**Your objective:** Repeat the records word for word, excluding any picture.
########
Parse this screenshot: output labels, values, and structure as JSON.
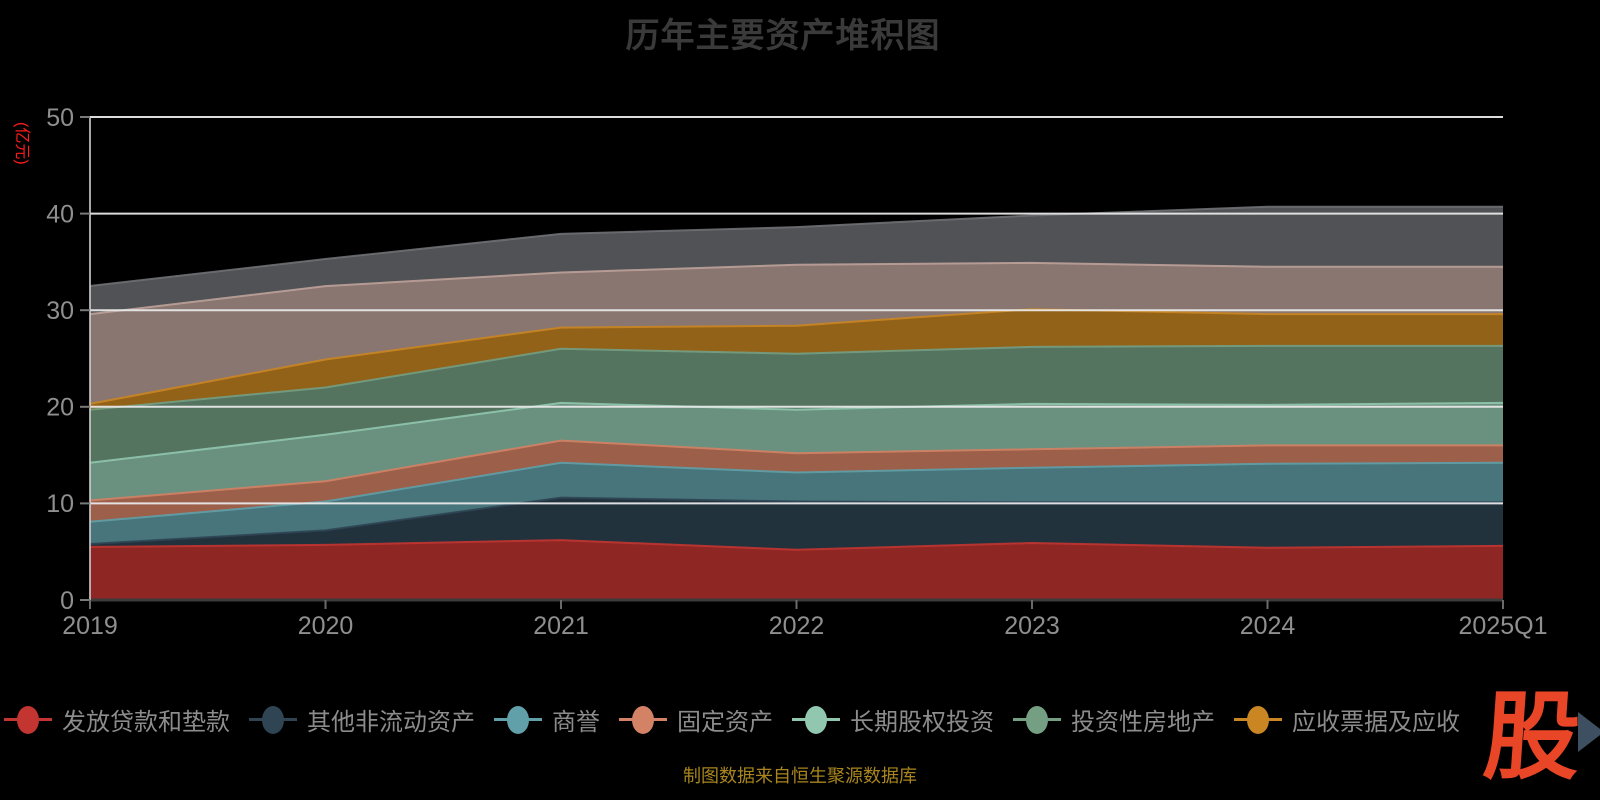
{
  "page": {
    "background": "#000000"
  },
  "chart_data": {
    "type": "area",
    "stacked": true,
    "title": "历年主要资产堆积图",
    "ylabel": "(亿元)",
    "xlabel": "",
    "ylim": [
      0,
      50
    ],
    "y_ticks": [
      0,
      10,
      20,
      30,
      40,
      50
    ],
    "grid": true,
    "legend_position": "bottom-left",
    "categories": [
      "2019",
      "2020",
      "2021",
      "2022",
      "2023",
      "2024",
      "2025Q1"
    ],
    "series": [
      {
        "name": "发放贷款和垫款",
        "color": "#c23531",
        "in_legend": true,
        "values": [
          5.5,
          5.7,
          6.2,
          5.2,
          5.9,
          5.4,
          5.6
        ]
      },
      {
        "name": "其他非流动资产",
        "color": "#2f4554",
        "in_legend": true,
        "values": [
          0.3,
          1.5,
          4.4,
          5.0,
          4.2,
          4.7,
          4.5
        ]
      },
      {
        "name": "商誉",
        "color": "#61a0a8",
        "in_legend": true,
        "values": [
          2.3,
          3.0,
          3.6,
          3.0,
          3.6,
          4.0,
          4.1
        ]
      },
      {
        "name": "固定资产",
        "color": "#d48265",
        "in_legend": true,
        "values": [
          2.2,
          2.1,
          2.3,
          2.0,
          1.9,
          1.9,
          1.8
        ]
      },
      {
        "name": "长期股权投资",
        "color": "#91c7ae",
        "in_legend": true,
        "values": [
          3.9,
          4.8,
          3.9,
          4.5,
          4.7,
          4.2,
          4.4
        ]
      },
      {
        "name": "投资性房地产",
        "color": "#749f83",
        "in_legend": true,
        "values": [
          5.5,
          4.9,
          5.6,
          5.8,
          5.9,
          6.1,
          5.9
        ]
      },
      {
        "name": "应收票据及应收",
        "color": "#ca8622",
        "in_legend": true,
        "values": [
          0.6,
          2.9,
          2.2,
          2.9,
          3.9,
          3.3,
          3.3
        ]
      },
      {
        "name": "",
        "color": "#bda29a",
        "in_legend": false,
        "values": [
          9.3,
          7.6,
          5.7,
          6.3,
          4.8,
          4.9,
          4.9
        ]
      },
      {
        "name": "",
        "color": "#6e7074",
        "in_legend": false,
        "values": [
          2.9,
          2.8,
          4.0,
          3.9,
          4.9,
          6.2,
          6.2
        ]
      }
    ]
  },
  "footer": {
    "source_note": "制图数据来自恒生聚源数据库"
  },
  "logo": {
    "text": "股",
    "color": "#e84627",
    "arrow_color": "#3e4f61"
  },
  "theme": {
    "title_color": "#3a3a3a",
    "axis_label_color": "#8f8f8f",
    "grid_line_color": "#e8e8e8",
    "x_axis_line_color": "#3b3b3b",
    "y_axis_line_color": "#cfcfcf",
    "legend_text_color": "#8c8c8c",
    "unit_label_color": "#ff1c1c",
    "source_note_color": "#a8861d"
  }
}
########
**Solution to this problem:**
Parse this screenshot: output labels, values, and structure as JSON.
{
  "page": {
    "background": "#000000"
  },
  "chart_data": {
    "type": "area",
    "stacked": true,
    "title": "历年主要资产堆积图",
    "ylabel": "(亿元)",
    "xlabel": "",
    "ylim": [
      0,
      50
    ],
    "y_ticks": [
      0,
      10,
      20,
      30,
      40,
      50
    ],
    "grid": true,
    "legend_position": "bottom-left",
    "categories": [
      "2019",
      "2020",
      "2021",
      "2022",
      "2023",
      "2024",
      "2025Q1"
    ],
    "series": [
      {
        "name": "发放贷款和垫款",
        "color": "#c23531",
        "in_legend": true,
        "values": [
          5.5,
          5.7,
          6.2,
          5.2,
          5.9,
          5.4,
          5.6
        ]
      },
      {
        "name": "其他非流动资产",
        "color": "#2f4554",
        "in_legend": true,
        "values": [
          0.3,
          1.5,
          4.4,
          5.0,
          4.2,
          4.7,
          4.5
        ]
      },
      {
        "name": "商誉",
        "color": "#61a0a8",
        "in_legend": true,
        "values": [
          2.3,
          3.0,
          3.6,
          3.0,
          3.6,
          4.0,
          4.1
        ]
      },
      {
        "name": "固定资产",
        "color": "#d48265",
        "in_legend": true,
        "values": [
          2.2,
          2.1,
          2.3,
          2.0,
          1.9,
          1.9,
          1.8
        ]
      },
      {
        "name": "长期股权投资",
        "color": "#91c7ae",
        "in_legend": true,
        "values": [
          3.9,
          4.8,
          3.9,
          4.5,
          4.7,
          4.2,
          4.4
        ]
      },
      {
        "name": "投资性房地产",
        "color": "#749f83",
        "in_legend": true,
        "values": [
          5.5,
          4.9,
          5.6,
          5.8,
          5.9,
          6.1,
          5.9
        ]
      },
      {
        "name": "应收票据及应收",
        "color": "#ca8622",
        "in_legend": true,
        "values": [
          0.6,
          2.9,
          2.2,
          2.9,
          3.9,
          3.3,
          3.3
        ]
      },
      {
        "name": "",
        "color": "#bda29a",
        "in_legend": false,
        "values": [
          9.3,
          7.6,
          5.7,
          6.3,
          4.8,
          4.9,
          4.9
        ]
      },
      {
        "name": "",
        "color": "#6e7074",
        "in_legend": false,
        "values": [
          2.9,
          2.8,
          4.0,
          3.9,
          4.9,
          6.2,
          6.2
        ]
      }
    ]
  },
  "footer": {
    "source_note": "制图数据来自恒生聚源数据库"
  },
  "logo": {
    "text": "股",
    "color": "#e84627",
    "arrow_color": "#3e4f61"
  },
  "theme": {
    "title_color": "#3a3a3a",
    "axis_label_color": "#8f8f8f",
    "grid_line_color": "#e8e8e8",
    "x_axis_line_color": "#3b3b3b",
    "y_axis_line_color": "#cfcfcf",
    "legend_text_color": "#8c8c8c",
    "unit_label_color": "#ff1c1c",
    "source_note_color": "#a8861d"
  }
}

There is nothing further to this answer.